• TASK BRIEF
Single out each line with the word "color" and copy it.

• DATA TO USE

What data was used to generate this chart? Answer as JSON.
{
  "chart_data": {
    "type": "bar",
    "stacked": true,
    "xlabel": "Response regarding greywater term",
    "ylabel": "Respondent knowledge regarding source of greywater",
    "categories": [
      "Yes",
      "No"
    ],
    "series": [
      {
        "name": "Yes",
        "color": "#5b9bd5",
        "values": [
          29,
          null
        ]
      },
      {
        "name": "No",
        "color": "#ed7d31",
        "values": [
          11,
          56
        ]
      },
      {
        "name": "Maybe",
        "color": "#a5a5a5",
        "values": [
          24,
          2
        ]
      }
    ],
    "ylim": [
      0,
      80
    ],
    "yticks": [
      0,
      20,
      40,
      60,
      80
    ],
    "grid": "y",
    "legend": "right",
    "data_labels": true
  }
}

• PROBLEM SOLUTION
        "color": "#5b9bd5",
        "color": "#ed7d31",
        "color": "#a5a5a5",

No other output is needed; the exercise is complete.